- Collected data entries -
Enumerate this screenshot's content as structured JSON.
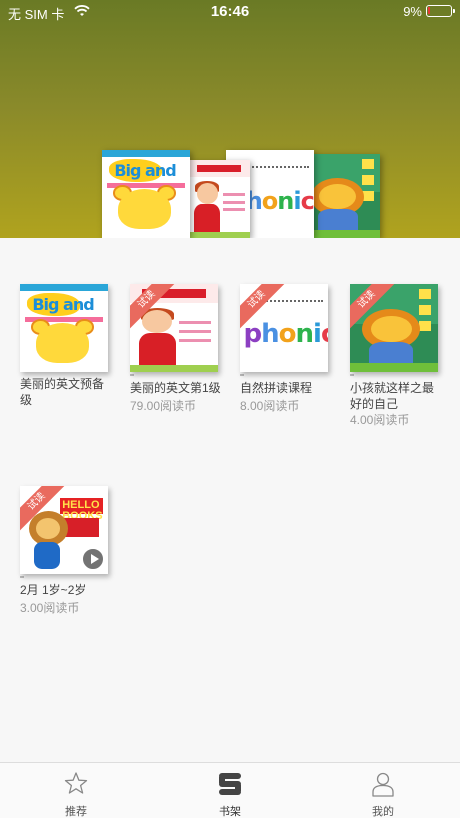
{
  "status_bar": {
    "carrier": "无 SIM 卡",
    "time": "16:46",
    "battery": "9%",
    "battery_level": 0.09
  },
  "books": [
    {
      "title": "美丽的英文预备级",
      "price": "",
      "trial": false,
      "cover": "big-and",
      "cover_text": "Big and"
    },
    {
      "title": "美丽的英文第1级",
      "price": "79.00阅读币",
      "trial": true,
      "cover": "level1"
    },
    {
      "title": "自然拼读课程",
      "price": "8.00阅读币",
      "trial": true,
      "cover": "phonics",
      "cover_text": "phonics"
    },
    {
      "title": "小孩就这样之最好的自己",
      "price": "4.00阅读币",
      "trial": true,
      "cover": "lion"
    },
    {
      "title": "2月 1岁~2岁",
      "price": "3.00阅读币",
      "trial": true,
      "cover": "hello",
      "cover_text": "HELLO BOOKS"
    }
  ],
  "trial_label": "试读",
  "tabs": [
    {
      "label": "推荐",
      "icon": "star-icon",
      "active": false
    },
    {
      "label": "书架",
      "icon": "bookshelf-icon",
      "active": true
    },
    {
      "label": "我的",
      "icon": "profile-icon",
      "active": false
    }
  ]
}
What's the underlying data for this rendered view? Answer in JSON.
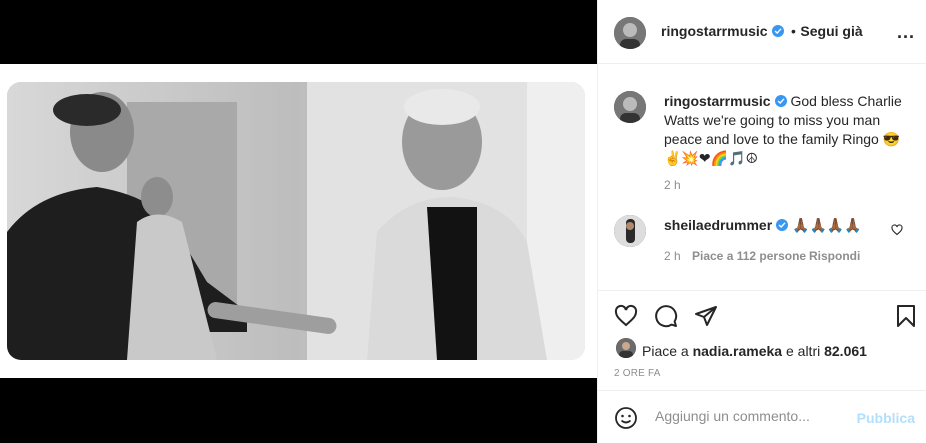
{
  "header": {
    "username": "ringostarrmusic",
    "separator": "•",
    "follow_label": "Segui già",
    "more_label": "..."
  },
  "caption": {
    "username": "ringostarrmusic",
    "text": "God bless Charlie Watts we're going to miss you man peace and love to the family Ringo",
    "emoji": "😎✌💥❤🌈🎵☮",
    "time": "2 h"
  },
  "comments": [
    {
      "username": "sheilaedrummer",
      "text": "🙏🏾🙏🏾🙏🏾🙏🏾",
      "time": "2 h",
      "likes": "Piace a 112 persone",
      "reply_label": "Rispondi"
    }
  ],
  "likes": {
    "prefix": "Piace a",
    "user": "nadia.rameka",
    "suffix": "e altri",
    "count": "82.061"
  },
  "posted_ago": "2 ORE FA",
  "add_comment": {
    "placeholder": "Aggiungi un commento...",
    "publish_label": "Pubblica"
  },
  "icons": {
    "verified": "verified-badge-icon",
    "like": "heart-icon",
    "comment": "comment-bubble-icon",
    "share": "paper-plane-icon",
    "save": "bookmark-icon",
    "emoji": "smiley-icon",
    "comment_like": "small-heart-icon"
  },
  "colors": {
    "verified": "#3897f0",
    "publish_disabled": "#b2dffc",
    "muted": "#8e8e8e",
    "text": "#262626"
  }
}
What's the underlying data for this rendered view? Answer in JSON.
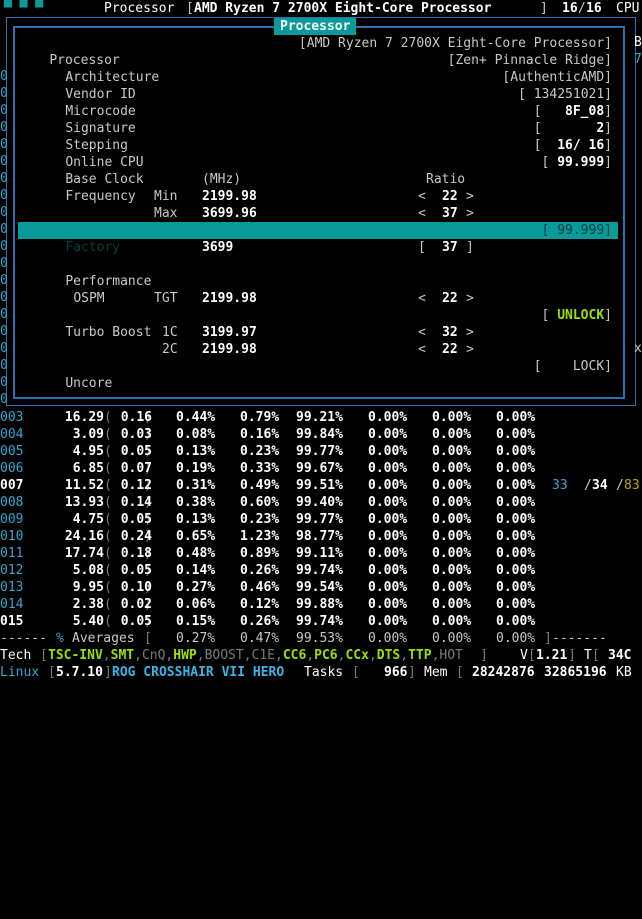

- Exercise directions -
Identify and copy lines that hold the string "verified".

- The output -
    "verified": "verified-badge-icon",
    "verified": "#3897f0",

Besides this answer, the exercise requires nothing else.